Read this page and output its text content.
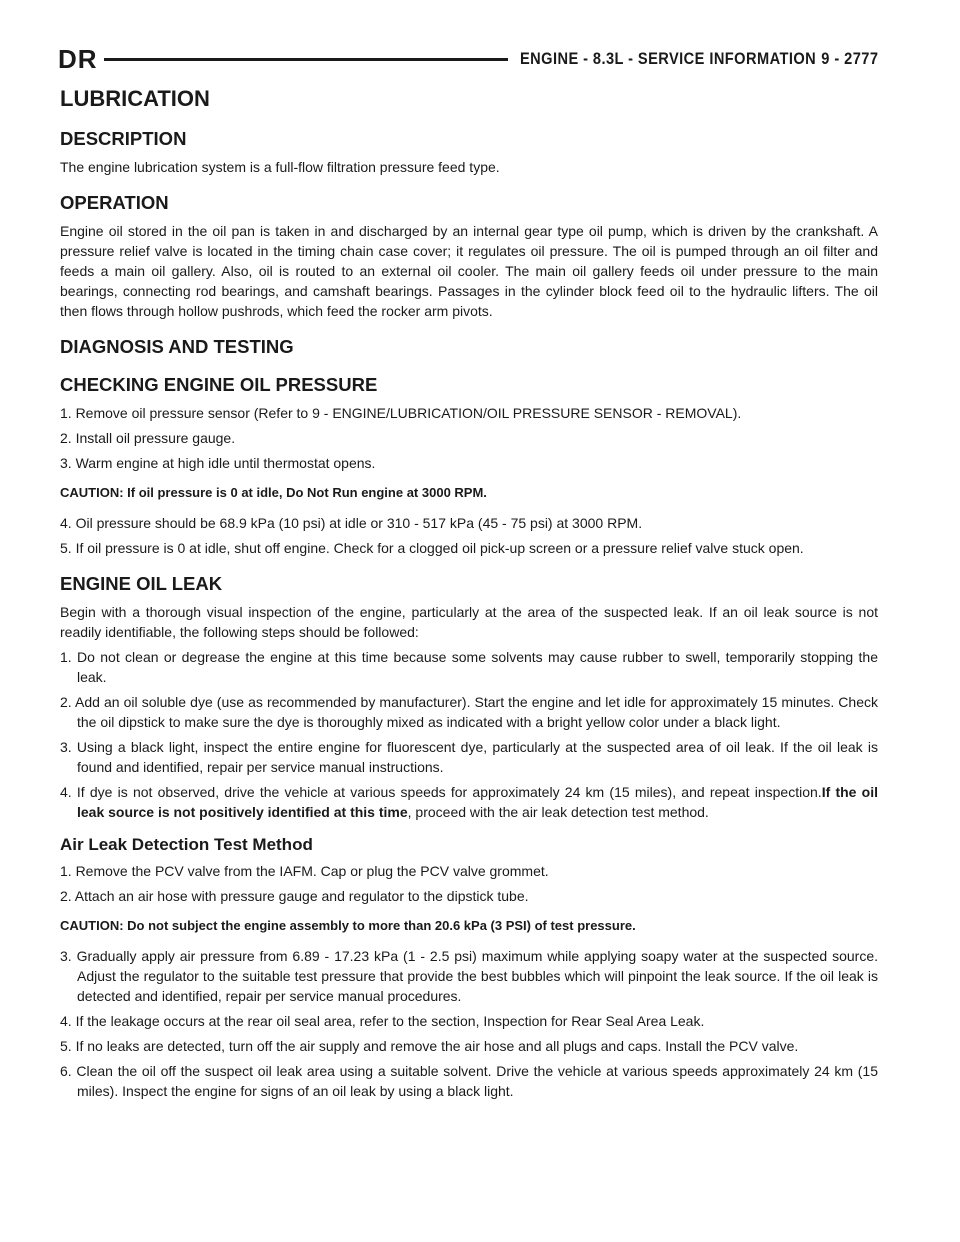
DR	ENGINE - 8.3L - SERVICE INFORMATION 9 - 2777
LUBRICATION
DESCRIPTION

The engine lubrication system is a full-flow filtration pressure feed type.

OPERATION

Engine oil stored in the oil pan is taken in and discharged by an internal gear type oil pump, which is driven by the crankshaft. A pressure relief valve is located in the timing chain case cover; it regulates oil pressure. The oil is pumped through an oil filter and feeds a main oil gallery. Also, oil is routed to an external oil cooler. The main oil gallery feeds oil under pressure to the main bearings, connecting rod bearings, and camshaft bearings. Passages in the cylinder block feed oil to the hydraulic lifters. The oil then flows through hollow pushrods, which feed the rocker arm pivots.

DIAGNOSIS AND TESTING
CHECKING ENGINE OIL PRESSURE
1. Remove oil pressure sensor (Refer to 9 - ENGINE/LUBRICATION/OIL PRESSURE SENSOR - REMOVAL).
2. Install oil pressure gauge.
3. Warm engine at high idle until thermostat opens.
CAUTION: If oil pressure is 0 at idle, Do Not Run engine at 3000 RPM.
4. Oil pressure should be 68.9 kPa (10 psi) at idle or 310 - 517 kPa (45 - 75 psi) at 3000 RPM.
5. If oil pressure is 0 at idle, shut off engine. Check for a clogged oil pick-up screen or a pressure relief valve stuck open.
ENGINE OIL LEAK

Begin with a thorough visual inspection of the engine, particularly at the area of the suspected leak. If an oil leak source is not readily identifiable, the following steps should be followed:

1. Do not clean or degrease the engine at this time because some solvents may cause rubber to swell, temporarily stopping the leak.
2. Add an oil soluble dye (use as recommended by manufacturer). Start the engine and let idle for approximately 15 minutes. Check the oil dipstick to make sure the dye is thoroughly mixed as indicated with a bright yellow color under a black light.
3. Using a black light, inspect the entire engine for fluorescent dye, particularly at the suspected area of oil leak. If the oil leak is found and identified, repair per service manual instructions.
4. If dye is not observed, drive the vehicle at various speeds for approximately 24 km (15 miles), and repeat inspection.If the oil leak source is not positively identified at this time, proceed with the air leak detection test method.
Air Leak Detection Test Method
1. Remove the PCV valve from the IAFM. Cap or plug the PCV valve grommet.
2. Attach an air hose with pressure gauge and regulator to the dipstick tube.
CAUTION: Do not subject the engine assembly to more than 20.6 kPa (3 PSI) of test pressure.
3. Gradually apply air pressure from 6.89 - 17.23 kPa (1 - 2.5 psi) maximum while applying soapy water at the suspected source. Adjust the regulator to the suitable test pressure that provide the best bubbles which will pinpoint the leak source. If the oil leak is detected and identified, repair per service manual procedures.
4. If the leakage occurs at the rear oil seal area, refer to the section, Inspection for Rear Seal Area Leak.
5. If no leaks are detected, turn off the air supply and remove the air hose and all plugs and caps. Install the PCV valve.
6. Clean the oil off the suspect oil leak area using a suitable solvent. Drive the vehicle at various speeds approximately 24 km (15 miles). Inspect the engine for signs of an oil leak by using a black light.
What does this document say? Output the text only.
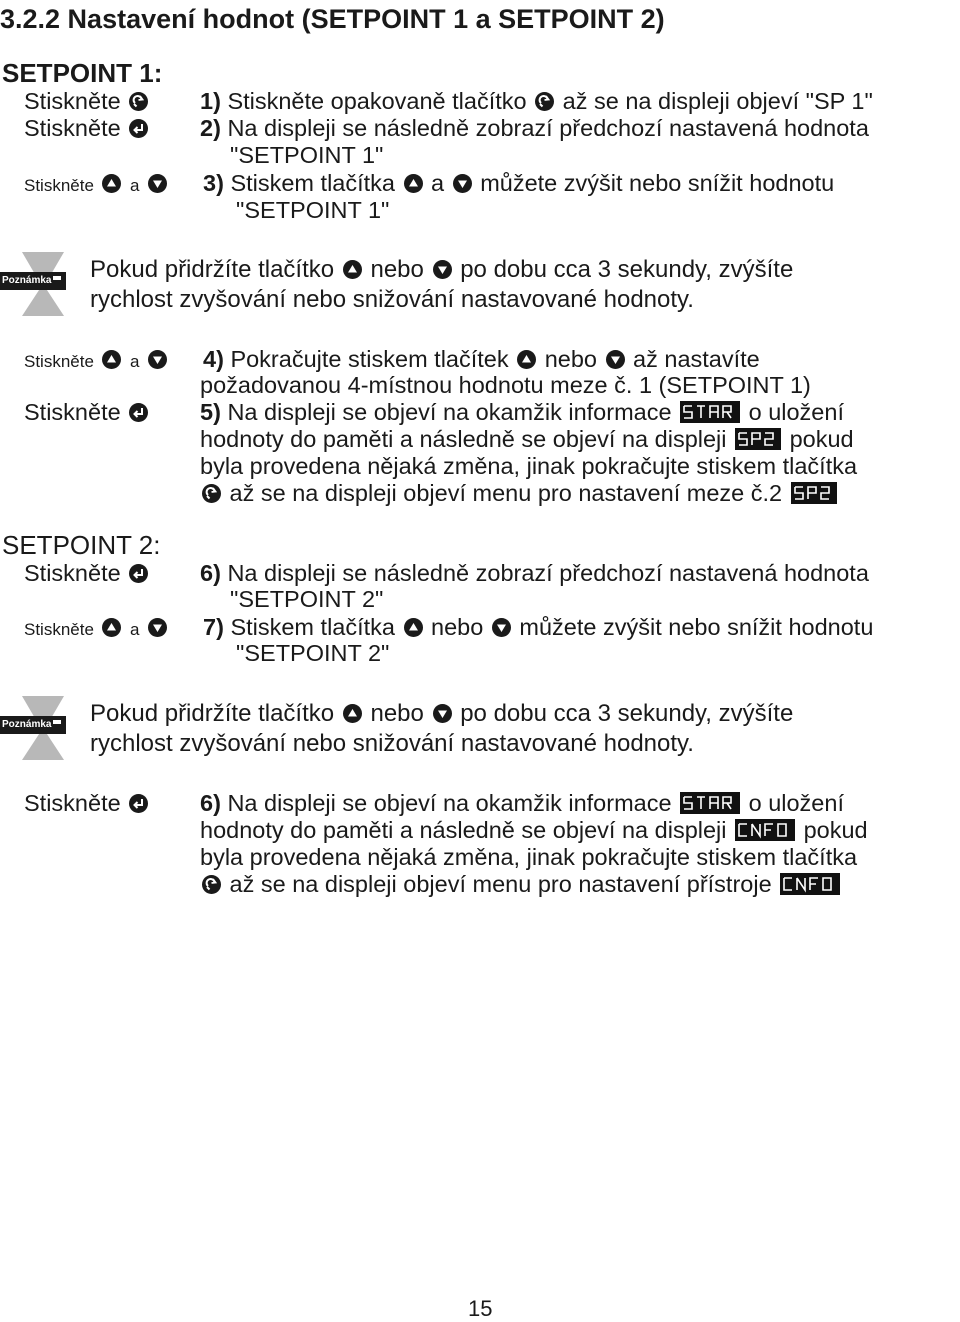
3.2.2 Nastavení hodnot (SETPOINT 1 a SETPOINT 2)
SETPOINT 1:
Stiskněte	1) Stiskněte opakovaně tlačítko až se na displeji objeví "SP 1"
Stiskněte	2) Na displeji se následně zobrazí předchozí nastavená hodnota
"SETPOINT 1"
Stiskněte a	3) Stiskem tlačítka a můžete zvýšit nebo snížit hodnotu
"SETPOINT 1"
Poznámka Pokud přidržíte tlačítko nebo po dobu cca 3 sekundy, zvýšíte
rychlost zvyšování nebo snižování nastavované hodnoty.
Stiskněte a	4) Pokračujte stiskem tlačítek nebo až nastavíte
požadovanou 4-místnou hodnotu meze č. 1 (SETPOINT 1)
Stiskněte	5) Na displeji se objeví na okamžik informace	o uložení
hodnoty do paměti a následně se objeví na displeji	pokud
byla provedena nějaká změna, jinak pokračujte stiskem tlačítka
až se na displeji objeví menu pro nastavení meze č.2
SETPOINT 2:
Stiskněte	6) Na displeji se následně zobrazí předchozí nastavená hodnota
"SETPOINT 2"
Stiskněte a	7) Stiskem tlačítka nebo můžete zvýšit nebo snížit hodnotu
"SETPOINT 2"
Poznámka Pokud přidržíte tlačítko nebo po dobu cca 3 sekundy, zvýšíte
rychlost zvyšování nebo snižování nastavované hodnoty.
Stiskněte	6) Na displeji se objeví na okamžik informace	o uložení
hodnoty do paměti a následně se objeví na displeji	pokud
byla provedena nějaká změna, jinak pokračujte stiskem tlačítka
až se na displeji objeví menu pro nastavení přístroje
15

= = = =

Set problem: Output, exactly, all the records above; include no pictures.

Solution:
Read this page and output its text content.
DR	ENGINE - 8.3L - SERVICE INFORMATION 9 - 2777
LUBRICATION
DESCRIPTION

The engine lubrication system is a full-flow filtration pressure feed type.

OPERATION

Engine oil stored in the oil pan is taken in and discharged by an internal gear type oil pump, which is driven by the crankshaft. A pressure relief valve is located in the timing chain case cover; it regulates oil pressure. The oil is pumped through an oil filter and feeds a main oil gallery. Also, oil is routed to an external oil cooler. The main oil gallery feeds oil under pressure to the main bearings, connecting rod bearings, and camshaft bearings. Passages in the cylinder block feed oil to the hydraulic lifters. The oil then flows through hollow pushrods, which feed the rocker arm pivots.

DIAGNOSIS AND TESTING
CHECKING ENGINE OIL PRESSURE
1. Remove oil pressure sensor (Refer to 9 - ENGINE/LUBRICATION/OIL PRESSURE SENSOR - REMOVAL).
2. Install oil pressure gauge.
3. Warm engine at high idle until thermostat opens.
CAUTION: If oil pressure is 0 at idle, Do Not Run engine at 3000 RPM.
4. Oil pressure should be 68.9 kPa (10 psi) at idle or 310 - 517 kPa (45 - 75 psi) at 3000 RPM.
5. If oil pressure is 0 at idle, shut off engine. Check for a clogged oil pick-up screen or a pressure relief valve stuck open.
ENGINE OIL LEAK

Begin with a thorough visual inspection of the engine, particularly at the area of the suspected leak. If an oil leak source is not readily identifiable, the following steps should be followed:

1. Do not clean or degrease the engine at this time because some solvents may cause rubber to swell, temporarily stopping the leak.
2. Add an oil soluble dye (use as recommended by manufacturer). Start the engine and let idle for approximately 15 minutes. Check the oil dipstick to make sure the dye is thoroughly mixed as indicated with a bright yellow color under a black light.
3. Using a black light, inspect the entire engine for fluorescent dye, particularly at the suspected area of oil leak. If the oil leak is found and identified, repair per service manual instructions.
4. If dye is not observed, drive the vehicle at various speeds for approximately 24 km (15 miles), and repeat inspection.If the oil leak source is not positively identified at this time, proceed with the air leak detection test method.
Air Leak Detection Test Method
1. Remove the PCV valve from the IAFM. Cap or plug the PCV valve grommet.
2. Attach an air hose with pressure gauge and regulator to the dipstick tube.
CAUTION: Do not subject the engine assembly to more than 20.6 kPa (3 PSI) of test pressure.
3. Gradually apply air pressure from 6.89 - 17.23 kPa (1 - 2.5 psi) maximum while applying soapy water at the suspected source. Adjust the regulator to the suitable test pressure that provide the best bubbles which will pinpoint the leak source. If the oil leak is detected and identified, repair per service manual procedures.
4. If the leakage occurs at the rear oil seal area, refer to the section, Inspection for Rear Seal Area Leak.
5. If no leaks are detected, turn off the air supply and remove the air hose and all plugs and caps. Install the PCV valve.
6. Clean the oil off the suspect oil leak area using a suitable solvent. Drive the vehicle at various speeds approximately 24 km (15 miles). Inspect the engine for signs of an oil leak by using a black light.
What does this document say? Output the text only.
3.2.2 Nastavení hodnot (SETPOINT 1 a SETPOINT 2)
SETPOINT 1:
Stiskněte	1) Stiskněte opakovaně tlačítko až se na displeji objeví "SP 1"
Stiskněte	2) Na displeji se následně zobrazí předchozí nastavená hodnota
"SETPOINT 1"
Stiskněte a	3) Stiskem tlačítka a můžete zvýšit nebo snížit hodnotu
"SETPOINT 1"
Poznámka Pokud přidržíte tlačítko nebo po dobu cca 3 sekundy, zvýšíte
rychlost zvyšování nebo snižování nastavované hodnoty.
Stiskněte a	4) Pokračujte stiskem tlačítek nebo až nastavíte
požadovanou 4-místnou hodnotu meze č. 1 (SETPOINT 1)
Stiskněte	5) Na displeji se objeví na okamžik informace	o uložení
hodnoty do paměti a následně se objeví na displeji	pokud
byla provedena nějaká změna, jinak pokračujte stiskem tlačítka
až se na displeji objeví menu pro nastavení meze č.2
SETPOINT 2:
Stiskněte	6) Na displeji se následně zobrazí předchozí nastavená hodnota
"SETPOINT 2"
Stiskněte a	7) Stiskem tlačítka nebo můžete zvýšit nebo snížit hodnotu
"SETPOINT 2"
Poznámka Pokud přidržíte tlačítko nebo po dobu cca 3 sekundy, zvýšíte
rychlost zvyšování nebo snižování nastavované hodnoty.
Stiskněte	6) Na displeji se objeví na okamžik informace	o uložení
hodnoty do paměti a následně se objeví na displeji	pokud
byla provedena nějaká změna, jinak pokračujte stiskem tlačítka
až se na displeji objeví menu pro nastavení přístroje
15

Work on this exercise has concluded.